## WHAT NEEDS TO BE DONE
Reproduce all the entries precisely.

## SUPPLIED RECORDS
§ §

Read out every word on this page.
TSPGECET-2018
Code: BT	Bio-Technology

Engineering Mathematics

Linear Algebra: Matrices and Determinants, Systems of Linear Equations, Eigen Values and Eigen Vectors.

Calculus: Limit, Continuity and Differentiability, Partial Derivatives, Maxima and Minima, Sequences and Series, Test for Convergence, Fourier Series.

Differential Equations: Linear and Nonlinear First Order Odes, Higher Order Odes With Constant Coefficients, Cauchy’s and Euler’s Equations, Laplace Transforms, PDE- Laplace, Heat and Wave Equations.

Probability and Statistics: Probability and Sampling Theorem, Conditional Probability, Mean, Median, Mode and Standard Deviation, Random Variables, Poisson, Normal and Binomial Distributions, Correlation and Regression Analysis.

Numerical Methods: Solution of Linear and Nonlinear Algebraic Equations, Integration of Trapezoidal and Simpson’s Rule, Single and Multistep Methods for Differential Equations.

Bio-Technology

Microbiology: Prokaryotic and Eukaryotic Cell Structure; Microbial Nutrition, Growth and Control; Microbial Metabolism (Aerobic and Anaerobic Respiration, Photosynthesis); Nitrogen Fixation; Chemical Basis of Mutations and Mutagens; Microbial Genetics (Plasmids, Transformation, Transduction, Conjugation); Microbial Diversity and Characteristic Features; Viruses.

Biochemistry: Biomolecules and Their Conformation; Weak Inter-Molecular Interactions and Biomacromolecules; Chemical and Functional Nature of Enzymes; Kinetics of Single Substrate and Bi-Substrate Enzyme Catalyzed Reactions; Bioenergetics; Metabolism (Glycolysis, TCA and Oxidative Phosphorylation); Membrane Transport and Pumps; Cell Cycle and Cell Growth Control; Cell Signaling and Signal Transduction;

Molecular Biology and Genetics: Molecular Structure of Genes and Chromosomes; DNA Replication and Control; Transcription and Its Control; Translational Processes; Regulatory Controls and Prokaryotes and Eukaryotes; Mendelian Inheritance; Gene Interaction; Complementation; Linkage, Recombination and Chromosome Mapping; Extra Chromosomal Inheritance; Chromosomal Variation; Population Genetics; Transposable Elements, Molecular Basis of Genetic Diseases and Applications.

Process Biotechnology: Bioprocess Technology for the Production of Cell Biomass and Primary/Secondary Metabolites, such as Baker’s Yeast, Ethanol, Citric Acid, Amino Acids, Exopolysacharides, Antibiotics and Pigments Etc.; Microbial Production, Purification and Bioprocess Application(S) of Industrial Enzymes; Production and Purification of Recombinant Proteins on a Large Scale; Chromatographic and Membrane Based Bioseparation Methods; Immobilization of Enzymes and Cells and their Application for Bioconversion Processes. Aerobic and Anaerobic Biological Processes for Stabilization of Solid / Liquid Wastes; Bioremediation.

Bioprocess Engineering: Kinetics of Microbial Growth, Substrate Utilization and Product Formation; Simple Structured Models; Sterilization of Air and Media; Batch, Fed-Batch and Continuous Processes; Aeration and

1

§ §

## ANSWER FOR THIS EXERCISE
Read out every word on this page.
TSPGECET-2018
Code: BT	Bio-Technology

Engineering Mathematics

Linear Algebra: Matrices and Determinants, Systems of Linear Equations, Eigen Values and Eigen Vectors.

Calculus: Limit, Continuity and Differentiability, Partial Derivatives, Maxima and Minima, Sequences and Series, Test for Convergence, Fourier Series.

Differential Equations: Linear and Nonlinear First Order Odes, Higher Order Odes With Constant Coefficients, Cauchy’s and Euler’s Equations, Laplace Transforms, PDE- Laplace, Heat and Wave Equations.

Probability and Statistics: Probability and Sampling Theorem, Conditional Probability, Mean, Median, Mode and Standard Deviation, Random Variables, Poisson, Normal and Binomial Distributions, Correlation and Regression Analysis.

Numerical Methods: Solution of Linear and Nonlinear Algebraic Equations, Integration of Trapezoidal and Simpson’s Rule, Single and Multistep Methods for Differential Equations.

Bio-Technology

Microbiology: Prokaryotic and Eukaryotic Cell Structure; Microbial Nutrition, Growth and Control; Microbial Metabolism (Aerobic and Anaerobic Respiration, Photosynthesis); Nitrogen Fixation; Chemical Basis of Mutations and Mutagens; Microbial Genetics (Plasmids, Transformation, Transduction, Conjugation); Microbial Diversity and Characteristic Features; Viruses.

Biochemistry: Biomolecules and Their Conformation; Weak Inter-Molecular Interactions and Biomacromolecules; Chemical and Functional Nature of Enzymes; Kinetics of Single Substrate and Bi-Substrate Enzyme Catalyzed Reactions; Bioenergetics; Metabolism (Glycolysis, TCA and Oxidative Phosphorylation); Membrane Transport and Pumps; Cell Cycle and Cell Growth Control; Cell Signaling and Signal Transduction;

Molecular Biology and Genetics: Molecular Structure of Genes and Chromosomes; DNA Replication and Control; Transcription and Its Control; Translational Processes; Regulatory Controls and Prokaryotes and Eukaryotes; Mendelian Inheritance; Gene Interaction; Complementation; Linkage, Recombination and Chromosome Mapping; Extra Chromosomal Inheritance; Chromosomal Variation; Population Genetics; Transposable Elements, Molecular Basis of Genetic Diseases and Applications.

Process Biotechnology: Bioprocess Technology for the Production of Cell Biomass and Primary/Secondary Metabolites, such as Baker’s Yeast, Ethanol, Citric Acid, Amino Acids, Exopolysacharides, Antibiotics and Pigments Etc.; Microbial Production, Purification and Bioprocess Application(S) of Industrial Enzymes; Production and Purification of Recombinant Proteins on a Large Scale; Chromatographic and Membrane Based Bioseparation Methods; Immobilization of Enzymes and Cells and their Application for Bioconversion Processes. Aerobic and Anaerobic Biological Processes for Stabilization of Solid / Liquid Wastes; Bioremediation.

Bioprocess Engineering: Kinetics of Microbial Growth, Substrate Utilization and Product Formation; Simple Structured Models; Sterilization of Air and Media; Batch, Fed-Batch and Continuous Processes; Aeration and

1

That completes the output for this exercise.